[Goal]
All of the records below should be output exactly.

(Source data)
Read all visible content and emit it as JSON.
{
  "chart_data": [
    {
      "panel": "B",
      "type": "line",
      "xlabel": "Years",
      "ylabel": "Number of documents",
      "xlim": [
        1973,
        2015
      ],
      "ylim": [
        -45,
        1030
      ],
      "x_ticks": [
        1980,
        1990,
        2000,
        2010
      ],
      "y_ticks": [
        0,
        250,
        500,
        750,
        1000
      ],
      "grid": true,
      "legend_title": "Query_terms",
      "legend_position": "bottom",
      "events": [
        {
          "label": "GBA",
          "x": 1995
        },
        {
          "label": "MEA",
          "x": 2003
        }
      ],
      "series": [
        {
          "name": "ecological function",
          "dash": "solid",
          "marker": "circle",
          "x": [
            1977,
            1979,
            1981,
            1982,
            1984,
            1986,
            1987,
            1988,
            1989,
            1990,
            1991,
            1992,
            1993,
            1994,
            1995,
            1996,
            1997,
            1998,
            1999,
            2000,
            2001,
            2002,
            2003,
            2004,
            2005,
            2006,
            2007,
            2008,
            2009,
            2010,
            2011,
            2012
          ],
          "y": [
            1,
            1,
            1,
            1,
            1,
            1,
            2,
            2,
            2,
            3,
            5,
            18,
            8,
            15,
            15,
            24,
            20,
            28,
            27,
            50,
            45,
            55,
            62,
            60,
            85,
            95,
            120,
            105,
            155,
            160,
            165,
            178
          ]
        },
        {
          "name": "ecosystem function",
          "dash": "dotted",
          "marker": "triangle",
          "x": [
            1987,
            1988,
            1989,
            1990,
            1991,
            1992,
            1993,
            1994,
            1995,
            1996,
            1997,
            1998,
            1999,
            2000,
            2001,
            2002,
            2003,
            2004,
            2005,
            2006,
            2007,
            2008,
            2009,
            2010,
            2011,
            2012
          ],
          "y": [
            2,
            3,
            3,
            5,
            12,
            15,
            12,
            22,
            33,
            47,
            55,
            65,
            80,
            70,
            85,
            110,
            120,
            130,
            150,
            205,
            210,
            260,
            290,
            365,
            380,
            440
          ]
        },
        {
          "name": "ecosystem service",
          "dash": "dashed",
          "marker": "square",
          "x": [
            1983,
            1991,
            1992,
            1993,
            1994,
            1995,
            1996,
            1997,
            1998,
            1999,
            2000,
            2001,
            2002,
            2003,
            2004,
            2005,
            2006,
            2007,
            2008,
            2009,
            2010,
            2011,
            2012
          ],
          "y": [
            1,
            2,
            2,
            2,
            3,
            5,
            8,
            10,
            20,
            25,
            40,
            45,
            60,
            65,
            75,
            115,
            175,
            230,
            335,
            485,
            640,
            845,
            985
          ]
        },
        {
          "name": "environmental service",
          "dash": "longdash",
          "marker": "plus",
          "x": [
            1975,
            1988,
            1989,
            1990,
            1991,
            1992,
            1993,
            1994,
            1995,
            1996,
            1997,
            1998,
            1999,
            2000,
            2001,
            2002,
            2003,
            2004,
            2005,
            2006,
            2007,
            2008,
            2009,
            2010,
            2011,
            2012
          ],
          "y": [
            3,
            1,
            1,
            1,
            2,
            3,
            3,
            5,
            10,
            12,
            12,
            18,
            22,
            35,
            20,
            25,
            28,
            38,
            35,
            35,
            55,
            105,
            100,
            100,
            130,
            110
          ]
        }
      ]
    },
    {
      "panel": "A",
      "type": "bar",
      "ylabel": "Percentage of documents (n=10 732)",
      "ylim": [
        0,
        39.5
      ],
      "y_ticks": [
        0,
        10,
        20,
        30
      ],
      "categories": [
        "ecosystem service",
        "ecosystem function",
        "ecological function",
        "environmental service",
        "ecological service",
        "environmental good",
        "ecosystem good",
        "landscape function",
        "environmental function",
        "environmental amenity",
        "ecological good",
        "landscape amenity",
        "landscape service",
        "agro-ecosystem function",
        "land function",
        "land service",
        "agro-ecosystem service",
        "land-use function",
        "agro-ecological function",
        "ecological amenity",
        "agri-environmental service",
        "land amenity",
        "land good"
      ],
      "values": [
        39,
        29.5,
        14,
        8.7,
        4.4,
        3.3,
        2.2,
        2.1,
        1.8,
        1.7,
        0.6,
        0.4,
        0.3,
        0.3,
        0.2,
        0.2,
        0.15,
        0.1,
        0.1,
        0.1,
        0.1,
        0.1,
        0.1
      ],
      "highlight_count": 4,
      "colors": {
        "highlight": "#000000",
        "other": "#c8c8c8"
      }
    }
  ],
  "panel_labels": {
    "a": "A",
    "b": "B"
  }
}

[Result of this task]
Read all visible content and emit it as JSON.
{
  "chart_data": [
    {
      "panel": "B",
      "type": "line",
      "xlabel": "Years",
      "ylabel": "Number of documents",
      "xlim": [
        1973,
        2015
      ],
      "ylim": [
        -45,
        1030
      ],
      "x_ticks": [
        1980,
        1990,
        2000,
        2010
      ],
      "y_ticks": [
        0,
        250,
        500,
        750,
        1000
      ],
      "grid": true,
      "legend_title": "Query_terms",
      "legend_position": "bottom",
      "events": [
        {
          "label": "GBA",
          "x": 1995
        },
        {
          "label": "MEA",
          "x": 2003
        }
      ],
      "series": [
        {
          "name": "ecological function",
          "dash": "solid",
          "marker": "circle",
          "x": [
            1977,
            1979,
            1981,
            1982,
            1984,
            1986,
            1987,
            1988,
            1989,
            1990,
            1991,
            1992,
            1993,
            1994,
            1995,
            1996,
            1997,
            1998,
            1999,
            2000,
            2001,
            2002,
            2003,
            2004,
            2005,
            2006,
            2007,
            2008,
            2009,
            2010,
            2011,
            2012
          ],
          "y": [
            1,
            1,
            1,
            1,
            1,
            1,
            2,
            2,
            2,
            3,
            5,
            18,
            8,
            15,
            15,
            24,
            20,
            28,
            27,
            50,
            45,
            55,
            62,
            60,
            85,
            95,
            120,
            105,
            155,
            160,
            165,
            178
          ]
        },
        {
          "name": "ecosystem function",
          "dash": "dotted",
          "marker": "triangle",
          "x": [
            1987,
            1988,
            1989,
            1990,
            1991,
            1992,
            1993,
            1994,
            1995,
            1996,
            1997,
            1998,
            1999,
            2000,
            2001,
            2002,
            2003,
            2004,
            2005,
            2006,
            2007,
            2008,
            2009,
            2010,
            2011,
            2012
          ],
          "y": [
            2,
            3,
            3,
            5,
            12,
            15,
            12,
            22,
            33,
            47,
            55,
            65,
            80,
            70,
            85,
            110,
            120,
            130,
            150,
            205,
            210,
            260,
            290,
            365,
            380,
            440
          ]
        },
        {
          "name": "ecosystem service",
          "dash": "dashed",
          "marker": "square",
          "x": [
            1983,
            1991,
            1992,
            1993,
            1994,
            1995,
            1996,
            1997,
            1998,
            1999,
            2000,
            2001,
            2002,
            2003,
            2004,
            2005,
            2006,
            2007,
            2008,
            2009,
            2010,
            2011,
            2012
          ],
          "y": [
            1,
            2,
            2,
            2,
            3,
            5,
            8,
            10,
            20,
            25,
            40,
            45,
            60,
            65,
            75,
            115,
            175,
            230,
            335,
            485,
            640,
            845,
            985
          ]
        },
        {
          "name": "environmental service",
          "dash": "longdash",
          "marker": "plus",
          "x": [
            1975,
            1988,
            1989,
            1990,
            1991,
            1992,
            1993,
            1994,
            1995,
            1996,
            1997,
            1998,
            1999,
            2000,
            2001,
            2002,
            2003,
            2004,
            2005,
            2006,
            2007,
            2008,
            2009,
            2010,
            2011,
            2012
          ],
          "y": [
            3,
            1,
            1,
            1,
            2,
            3,
            3,
            5,
            10,
            12,
            12,
            18,
            22,
            35,
            20,
            25,
            28,
            38,
            35,
            35,
            55,
            105,
            100,
            100,
            130,
            110
          ]
        }
      ]
    },
    {
      "panel": "A",
      "type": "bar",
      "ylabel": "Percentage of documents (n=10 732)",
      "ylim": [
        0,
        39.5
      ],
      "y_ticks": [
        0,
        10,
        20,
        30
      ],
      "categories": [
        "ecosystem service",
        "ecosystem function",
        "ecological function",
        "environmental service",
        "ecological service",
        "environmental good",
        "ecosystem good",
        "landscape function",
        "environmental function",
        "environmental amenity",
        "ecological good",
        "landscape amenity",
        "landscape service",
        "agro-ecosystem function",
        "land function",
        "land service",
        "agro-ecosystem service",
        "land-use function",
        "agro-ecological function",
        "ecological amenity",
        "agri-environmental service",
        "land amenity",
        "land good"
      ],
      "values": [
        39,
        29.5,
        14,
        8.7,
        4.4,
        3.3,
        2.2,
        2.1,
        1.8,
        1.7,
        0.6,
        0.4,
        0.3,
        0.3,
        0.2,
        0.2,
        0.15,
        0.1,
        0.1,
        0.1,
        0.1,
        0.1,
        0.1
      ],
      "highlight_count": 4,
      "colors": {
        "highlight": "#000000",
        "other": "#c8c8c8"
      }
    }
  ],
  "panel_labels": {
    "a": "A",
    "b": "B"
  }
}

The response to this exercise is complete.